→ RECORDS
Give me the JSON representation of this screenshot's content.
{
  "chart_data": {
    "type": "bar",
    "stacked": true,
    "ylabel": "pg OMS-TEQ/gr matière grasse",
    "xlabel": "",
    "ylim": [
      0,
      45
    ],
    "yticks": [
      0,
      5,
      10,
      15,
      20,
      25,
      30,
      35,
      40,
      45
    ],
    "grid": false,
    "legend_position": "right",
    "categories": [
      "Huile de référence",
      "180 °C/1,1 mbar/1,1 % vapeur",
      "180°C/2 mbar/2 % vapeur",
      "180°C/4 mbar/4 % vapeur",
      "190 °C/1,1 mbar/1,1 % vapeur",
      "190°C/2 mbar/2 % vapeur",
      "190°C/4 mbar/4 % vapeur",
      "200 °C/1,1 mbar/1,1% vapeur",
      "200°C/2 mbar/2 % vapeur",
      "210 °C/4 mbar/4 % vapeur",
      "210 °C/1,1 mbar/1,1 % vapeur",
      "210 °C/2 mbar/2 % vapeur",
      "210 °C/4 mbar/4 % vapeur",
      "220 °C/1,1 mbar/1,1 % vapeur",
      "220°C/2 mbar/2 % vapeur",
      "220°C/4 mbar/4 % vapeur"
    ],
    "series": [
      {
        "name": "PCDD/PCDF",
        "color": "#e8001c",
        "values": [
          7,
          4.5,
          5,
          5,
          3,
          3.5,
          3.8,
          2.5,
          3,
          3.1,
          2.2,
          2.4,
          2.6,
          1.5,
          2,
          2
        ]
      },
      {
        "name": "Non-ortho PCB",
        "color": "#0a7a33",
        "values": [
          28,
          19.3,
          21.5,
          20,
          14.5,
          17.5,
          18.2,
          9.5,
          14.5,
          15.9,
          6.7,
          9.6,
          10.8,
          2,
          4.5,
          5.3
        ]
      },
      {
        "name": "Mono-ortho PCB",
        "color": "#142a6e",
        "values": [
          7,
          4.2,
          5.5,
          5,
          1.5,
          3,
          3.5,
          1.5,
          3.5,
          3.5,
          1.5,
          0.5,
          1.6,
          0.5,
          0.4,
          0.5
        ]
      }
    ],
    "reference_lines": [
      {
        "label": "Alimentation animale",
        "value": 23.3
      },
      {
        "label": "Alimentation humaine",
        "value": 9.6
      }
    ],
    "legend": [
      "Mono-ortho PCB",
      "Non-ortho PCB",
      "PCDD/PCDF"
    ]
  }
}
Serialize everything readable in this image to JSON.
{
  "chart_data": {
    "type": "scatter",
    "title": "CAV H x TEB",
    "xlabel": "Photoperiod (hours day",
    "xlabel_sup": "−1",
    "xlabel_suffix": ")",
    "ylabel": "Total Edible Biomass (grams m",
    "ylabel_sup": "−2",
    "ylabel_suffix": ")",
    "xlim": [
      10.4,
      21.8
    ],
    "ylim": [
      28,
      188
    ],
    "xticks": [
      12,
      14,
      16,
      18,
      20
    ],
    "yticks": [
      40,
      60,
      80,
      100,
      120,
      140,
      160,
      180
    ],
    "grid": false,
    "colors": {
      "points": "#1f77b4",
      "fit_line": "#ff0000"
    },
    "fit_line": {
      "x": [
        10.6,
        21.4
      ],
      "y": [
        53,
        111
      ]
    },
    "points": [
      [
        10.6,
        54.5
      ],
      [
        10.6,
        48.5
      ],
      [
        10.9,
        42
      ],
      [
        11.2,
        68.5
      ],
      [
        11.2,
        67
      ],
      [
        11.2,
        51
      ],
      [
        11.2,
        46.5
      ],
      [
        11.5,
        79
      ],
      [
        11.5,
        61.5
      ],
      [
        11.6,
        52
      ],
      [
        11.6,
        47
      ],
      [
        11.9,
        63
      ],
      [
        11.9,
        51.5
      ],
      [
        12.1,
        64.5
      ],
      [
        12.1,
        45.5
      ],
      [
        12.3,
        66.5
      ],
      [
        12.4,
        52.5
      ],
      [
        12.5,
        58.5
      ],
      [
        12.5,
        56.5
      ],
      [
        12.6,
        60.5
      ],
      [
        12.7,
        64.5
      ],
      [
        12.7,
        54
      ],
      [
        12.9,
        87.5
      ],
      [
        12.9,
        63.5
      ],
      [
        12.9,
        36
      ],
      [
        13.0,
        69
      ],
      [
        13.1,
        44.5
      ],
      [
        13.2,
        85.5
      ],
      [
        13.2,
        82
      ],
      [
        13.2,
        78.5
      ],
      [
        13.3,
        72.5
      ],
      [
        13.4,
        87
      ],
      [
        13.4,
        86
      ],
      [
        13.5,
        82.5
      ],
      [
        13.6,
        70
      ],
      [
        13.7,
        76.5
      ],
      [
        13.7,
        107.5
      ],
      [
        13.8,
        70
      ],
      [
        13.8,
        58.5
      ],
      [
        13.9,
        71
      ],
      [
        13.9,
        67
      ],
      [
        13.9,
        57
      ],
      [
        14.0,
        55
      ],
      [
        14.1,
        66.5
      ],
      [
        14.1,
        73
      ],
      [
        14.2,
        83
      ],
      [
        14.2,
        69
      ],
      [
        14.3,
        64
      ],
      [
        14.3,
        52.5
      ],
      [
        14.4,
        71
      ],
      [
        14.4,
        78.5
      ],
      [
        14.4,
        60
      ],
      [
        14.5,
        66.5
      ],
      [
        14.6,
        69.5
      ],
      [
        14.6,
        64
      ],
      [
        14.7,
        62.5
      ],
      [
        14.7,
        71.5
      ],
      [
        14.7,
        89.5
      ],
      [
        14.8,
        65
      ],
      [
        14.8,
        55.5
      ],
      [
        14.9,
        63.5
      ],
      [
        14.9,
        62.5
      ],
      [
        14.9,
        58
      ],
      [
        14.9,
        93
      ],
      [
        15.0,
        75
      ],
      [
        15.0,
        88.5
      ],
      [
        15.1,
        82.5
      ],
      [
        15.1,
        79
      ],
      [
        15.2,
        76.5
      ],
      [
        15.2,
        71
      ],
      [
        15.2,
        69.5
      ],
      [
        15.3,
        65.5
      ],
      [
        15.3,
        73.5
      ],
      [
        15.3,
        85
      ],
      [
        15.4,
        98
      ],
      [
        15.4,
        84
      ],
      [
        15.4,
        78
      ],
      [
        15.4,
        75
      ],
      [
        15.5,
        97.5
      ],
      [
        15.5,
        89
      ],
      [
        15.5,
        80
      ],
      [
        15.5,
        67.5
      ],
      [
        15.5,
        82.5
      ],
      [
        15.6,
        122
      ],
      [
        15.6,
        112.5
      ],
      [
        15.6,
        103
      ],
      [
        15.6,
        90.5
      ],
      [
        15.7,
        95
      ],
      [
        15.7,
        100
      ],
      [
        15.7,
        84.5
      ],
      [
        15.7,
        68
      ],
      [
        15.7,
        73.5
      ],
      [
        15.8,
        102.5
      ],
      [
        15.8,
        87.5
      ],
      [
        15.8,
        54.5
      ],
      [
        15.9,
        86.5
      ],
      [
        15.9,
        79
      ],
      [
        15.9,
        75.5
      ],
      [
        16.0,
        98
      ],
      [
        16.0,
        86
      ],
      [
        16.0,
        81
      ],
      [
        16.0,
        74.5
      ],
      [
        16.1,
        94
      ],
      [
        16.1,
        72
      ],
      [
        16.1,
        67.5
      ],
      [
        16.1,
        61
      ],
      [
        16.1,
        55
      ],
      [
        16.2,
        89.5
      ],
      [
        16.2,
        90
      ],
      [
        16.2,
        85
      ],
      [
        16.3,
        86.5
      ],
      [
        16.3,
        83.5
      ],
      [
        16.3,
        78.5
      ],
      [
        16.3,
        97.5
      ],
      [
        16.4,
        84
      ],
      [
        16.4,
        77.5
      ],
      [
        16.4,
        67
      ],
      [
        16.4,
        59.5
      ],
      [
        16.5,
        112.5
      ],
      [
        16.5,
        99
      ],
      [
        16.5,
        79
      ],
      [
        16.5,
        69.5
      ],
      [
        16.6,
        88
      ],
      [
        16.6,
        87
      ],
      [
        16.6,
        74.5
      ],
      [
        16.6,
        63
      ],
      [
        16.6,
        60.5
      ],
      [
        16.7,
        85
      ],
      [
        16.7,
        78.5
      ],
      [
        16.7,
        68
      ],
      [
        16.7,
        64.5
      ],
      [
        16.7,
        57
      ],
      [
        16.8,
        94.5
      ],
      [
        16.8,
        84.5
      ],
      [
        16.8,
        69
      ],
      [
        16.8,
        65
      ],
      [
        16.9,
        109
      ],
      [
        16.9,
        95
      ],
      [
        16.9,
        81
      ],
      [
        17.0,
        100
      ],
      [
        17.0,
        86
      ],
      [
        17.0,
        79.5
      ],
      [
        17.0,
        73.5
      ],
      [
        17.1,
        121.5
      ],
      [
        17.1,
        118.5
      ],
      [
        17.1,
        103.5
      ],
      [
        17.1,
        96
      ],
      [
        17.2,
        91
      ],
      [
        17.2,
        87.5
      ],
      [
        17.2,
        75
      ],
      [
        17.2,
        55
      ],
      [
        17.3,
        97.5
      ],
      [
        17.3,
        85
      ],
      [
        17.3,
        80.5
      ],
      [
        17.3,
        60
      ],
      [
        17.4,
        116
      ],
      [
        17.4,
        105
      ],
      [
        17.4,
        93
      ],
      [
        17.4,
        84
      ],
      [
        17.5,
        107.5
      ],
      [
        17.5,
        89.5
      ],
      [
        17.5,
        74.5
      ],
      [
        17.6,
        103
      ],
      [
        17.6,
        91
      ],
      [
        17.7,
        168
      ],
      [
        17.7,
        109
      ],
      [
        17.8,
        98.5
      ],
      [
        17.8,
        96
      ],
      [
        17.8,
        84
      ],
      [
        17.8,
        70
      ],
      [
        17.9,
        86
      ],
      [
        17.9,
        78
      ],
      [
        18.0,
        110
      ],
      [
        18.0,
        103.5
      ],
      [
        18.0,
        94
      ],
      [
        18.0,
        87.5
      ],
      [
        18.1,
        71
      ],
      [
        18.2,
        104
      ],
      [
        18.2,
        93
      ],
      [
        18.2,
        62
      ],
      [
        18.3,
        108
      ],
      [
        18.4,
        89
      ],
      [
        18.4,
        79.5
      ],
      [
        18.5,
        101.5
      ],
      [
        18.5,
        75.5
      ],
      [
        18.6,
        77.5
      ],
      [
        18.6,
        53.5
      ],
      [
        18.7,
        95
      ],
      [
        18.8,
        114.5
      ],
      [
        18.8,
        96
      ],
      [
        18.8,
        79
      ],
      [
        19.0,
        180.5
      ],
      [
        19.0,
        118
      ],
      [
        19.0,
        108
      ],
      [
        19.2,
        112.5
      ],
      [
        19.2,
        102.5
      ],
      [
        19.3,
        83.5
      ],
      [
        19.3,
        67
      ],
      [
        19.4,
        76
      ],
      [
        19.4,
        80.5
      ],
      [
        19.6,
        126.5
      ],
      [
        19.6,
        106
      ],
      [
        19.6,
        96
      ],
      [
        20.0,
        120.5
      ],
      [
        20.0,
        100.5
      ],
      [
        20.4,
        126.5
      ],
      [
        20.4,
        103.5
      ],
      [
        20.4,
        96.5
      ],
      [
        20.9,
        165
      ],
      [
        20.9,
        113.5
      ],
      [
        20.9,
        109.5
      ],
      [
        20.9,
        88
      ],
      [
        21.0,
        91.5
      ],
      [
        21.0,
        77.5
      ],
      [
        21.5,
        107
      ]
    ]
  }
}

→ WHAT IS REQUIRED
Go through the entries above and pull out each line with "this" in it.

→ COMPLETE OUTPUT
Give me the JSON representation of this screenshot's content.
Serialize everything readable in this image to JSON.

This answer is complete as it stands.